▶ **What is being asked**: Extract and repeat word for word the lines that begin with the one containing "outer-emissivity-back-cell: 0.840: [250, 314, 384, 341]" and end with the one containing "317, 440, 338]", including both of those lines and no others.

· · · · ·

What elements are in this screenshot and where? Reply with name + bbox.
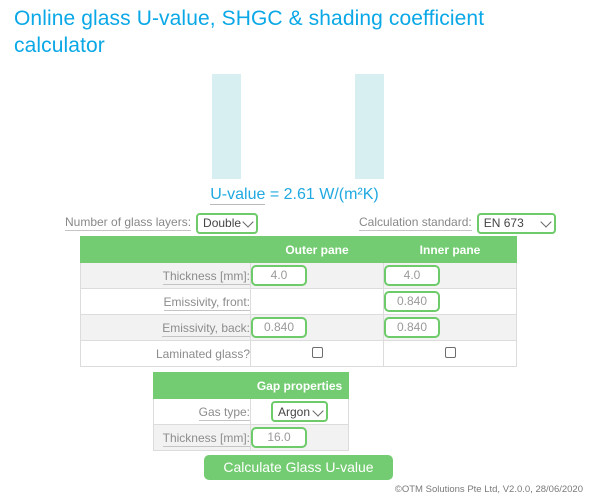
outer-emissivity-back-cell: 0.840: [250, 314, 384, 341]
glass-layers-control: Number of glass layers: Double: [65, 212, 259, 234]
chevron-down-icon: [312, 404, 324, 417]
pane-properties-table: Outer pane Inner pane Thickness [mm]: 4.…: [80, 236, 517, 367]
inner-laminated-checkbox[interactable]: [444, 346, 456, 358]
table-row: Emissivity, front: 0.840: [80, 288, 517, 315]
inner-emissivity-back-input[interactable]: 0.840: [384, 317, 440, 338]
glass-layers-label: Number of glass layers:: [65, 215, 192, 231]
gap-properties-table: Gap properties Gas type: Argon Thickness…: [153, 372, 349, 451]
row-label-gas-type: Gas type:: [153, 398, 251, 425]
gap-thickness-input[interactable]: 16.0: [251, 427, 307, 448]
table-row: Thickness [mm]: 4.0 4.0: [80, 262, 517, 289]
outer-glass-pane: [212, 74, 241, 179]
inner-glass-pane: [355, 74, 384, 179]
inner-emissivity-front-cell: 0.840: [383, 288, 517, 315]
table-row: Laminated glass?: [80, 340, 517, 367]
outer-laminated-checkbox[interactable]: [311, 346, 323, 358]
row-label-emissivity-front: Emissivity, front:: [80, 288, 251, 315]
outer-pane-header: Outer pane: [250, 236, 384, 263]
row-label-thickness: Thickness [mm]:: [80, 262, 251, 289]
calculation-standard-control: Calculation standard: EN 673: [359, 212, 556, 234]
table-row: Gas type: Argon: [153, 398, 349, 425]
chevron-down-icon: [540, 216, 552, 228]
row-label-laminated-glass: Laminated glass?: [80, 340, 251, 367]
glass-assembly-diagram: [0, 74, 589, 180]
table-row: Thickness [mm]: 16.0: [153, 424, 349, 451]
outer-thickness-input[interactable]: 4.0: [251, 265, 307, 286]
gap-properties-header: Gap properties: [250, 372, 349, 399]
glass-layers-value: Double: [203, 216, 242, 230]
chevron-down-icon: [242, 216, 254, 228]
inner-thickness-input[interactable]: 4.0: [384, 265, 440, 286]
glass-layers-select[interactable]: Double: [196, 212, 259, 234]
inner-emissivity-back-cell: 0.840: [383, 314, 517, 341]
inner-laminated-cell: [383, 340, 517, 367]
row-label-gap-thickness: Thickness [mm]:: [153, 424, 251, 451]
table-header-row: Outer pane Inner pane: [80, 236, 517, 263]
u-value-term-label: U-value: [210, 186, 266, 205]
gas-type-select[interactable]: Argon: [271, 401, 328, 422]
gap-table-corner-header: [153, 372, 251, 399]
page-title: Online glass U-value, SHGC & shading coe…: [14, 7, 485, 57]
outer-emissivity-front-cell: [250, 288, 384, 315]
gas-type-cell: Argon: [250, 398, 349, 425]
outer-emissivity-back-input[interactable]: 0.840: [251, 317, 307, 338]
u-value-result-text: = 2.61 W/(m²K): [265, 186, 379, 203]
u-value-result: U-value = 2.61 W/(m²K): [0, 186, 589, 205]
outer-laminated-cell: [250, 340, 384, 367]
table-header-row: Gap properties: [153, 372, 349, 399]
calculation-standard-value: EN 673: [483, 216, 524, 230]
calculate-u-value-button[interactable]: Calculate Glass U-value: [204, 455, 393, 480]
gas-type-value: Argon: [278, 404, 311, 419]
table-row: Emissivity, back: 0.840 0.840: [80, 314, 517, 341]
calculation-standard-select[interactable]: EN 673: [476, 212, 556, 234]
inner-pane-header: Inner pane: [383, 236, 517, 263]
top-controls-row: Number of glass layers: Double Calculati…: [0, 212, 589, 234]
inner-thickness-cell: 4.0: [383, 262, 517, 289]
calculation-standard-label: Calculation standard:: [359, 215, 472, 231]
row-label-emissivity-back: Emissivity, back:: [80, 314, 251, 341]
copyright-footer: ©OTM Solutions Pte Ltd, V2.0.0, 28/06/20…: [394, 484, 583, 495]
inner-emissivity-front-input[interactable]: 0.840: [384, 291, 440, 312]
pane-table-corner-header: [80, 236, 251, 263]
gap-thickness-cell: 16.0: [250, 424, 349, 451]
outer-thickness-cell: 4.0: [250, 262, 384, 289]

· · · · ·

▶ **Exercise result**:
outer-emissivity-back-cell: 0.840: [250, 314, 384, 341]
glass-layers-control: Number of glass layers: Double: [65, 212, 259, 234]
chevron-down-icon: [312, 404, 324, 417]
pane-properties-table: Outer pane Inner pane Thickness [mm]: 4.…: [80, 236, 517, 367]
inner-laminated-checkbox[interactable]: [444, 346, 456, 358]
table-row: Emissivity, front: 0.840: [80, 288, 517, 315]
inner-emissivity-back-input[interactable]: 0.840: [384, 317, 440, 338]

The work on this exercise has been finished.